MATERIAL SHOWN:
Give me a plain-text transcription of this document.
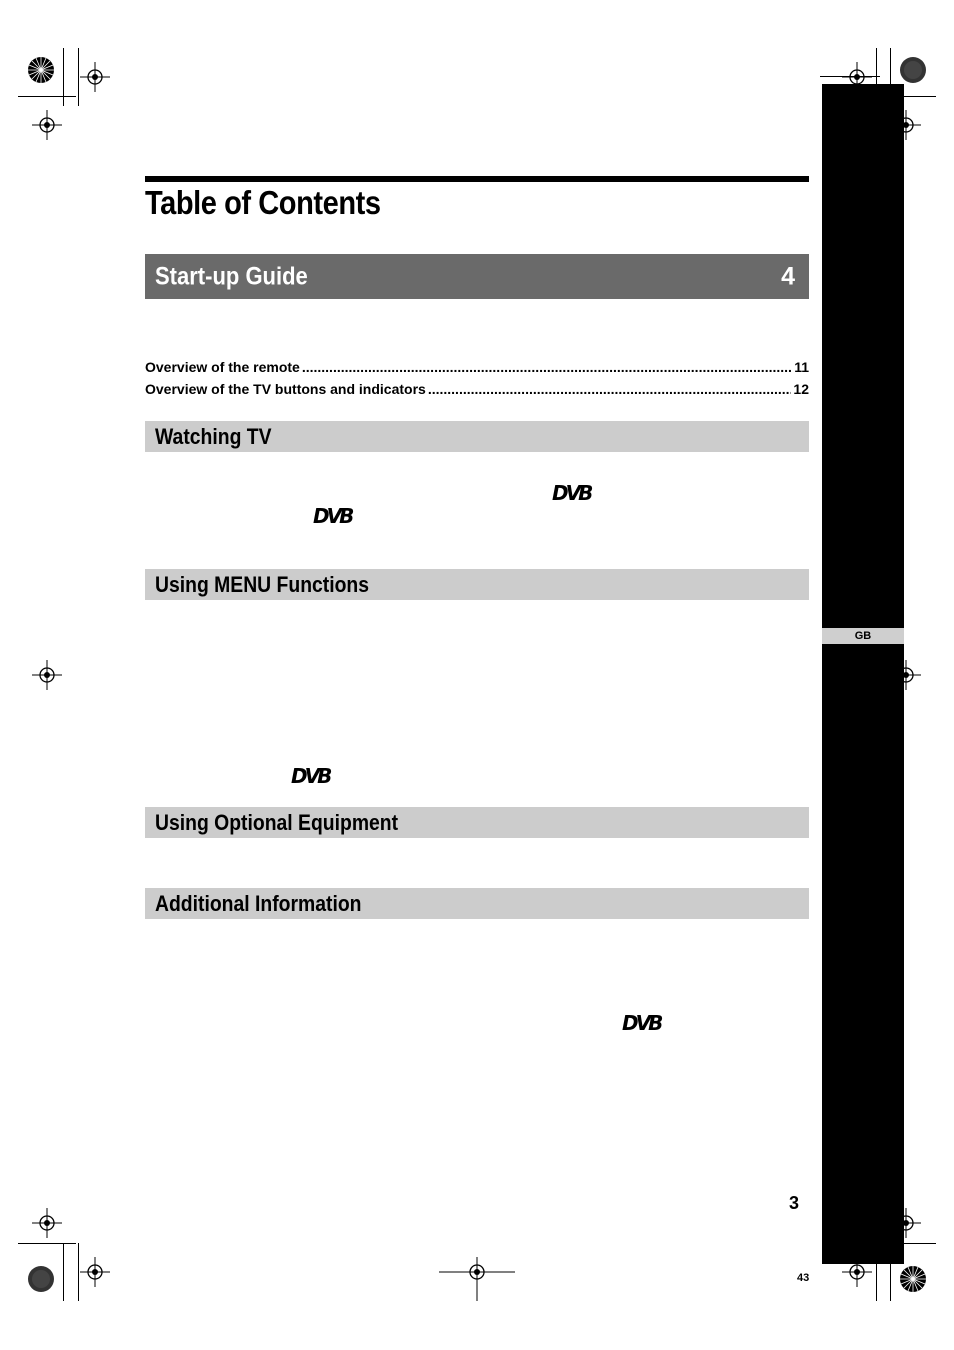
GB
Table of Contents
Start-up Guide	4
Overview of the remote .....	11
Overview of the TV buttons and indicators .....	12
Watching TV
DVB
DVB
Using MENU Functions
DVB
Using Optional Equipment
Additional Information
DVB
3
43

WHAT NEEDS TO BE DONE: Leave the pictures out and copy the rest of the data exactly.

TASK ANSWER:
Give me a plain-text transcription of this document.
GB
Table of Contents
Start-up Guide	4
Overview of the remote .....	11
Overview of the TV buttons and indicators .....	12
Watching TV
DVB
DVB
Using MENU Functions
DVB
Using Optional Equipment
Additional Information
DVB
3
43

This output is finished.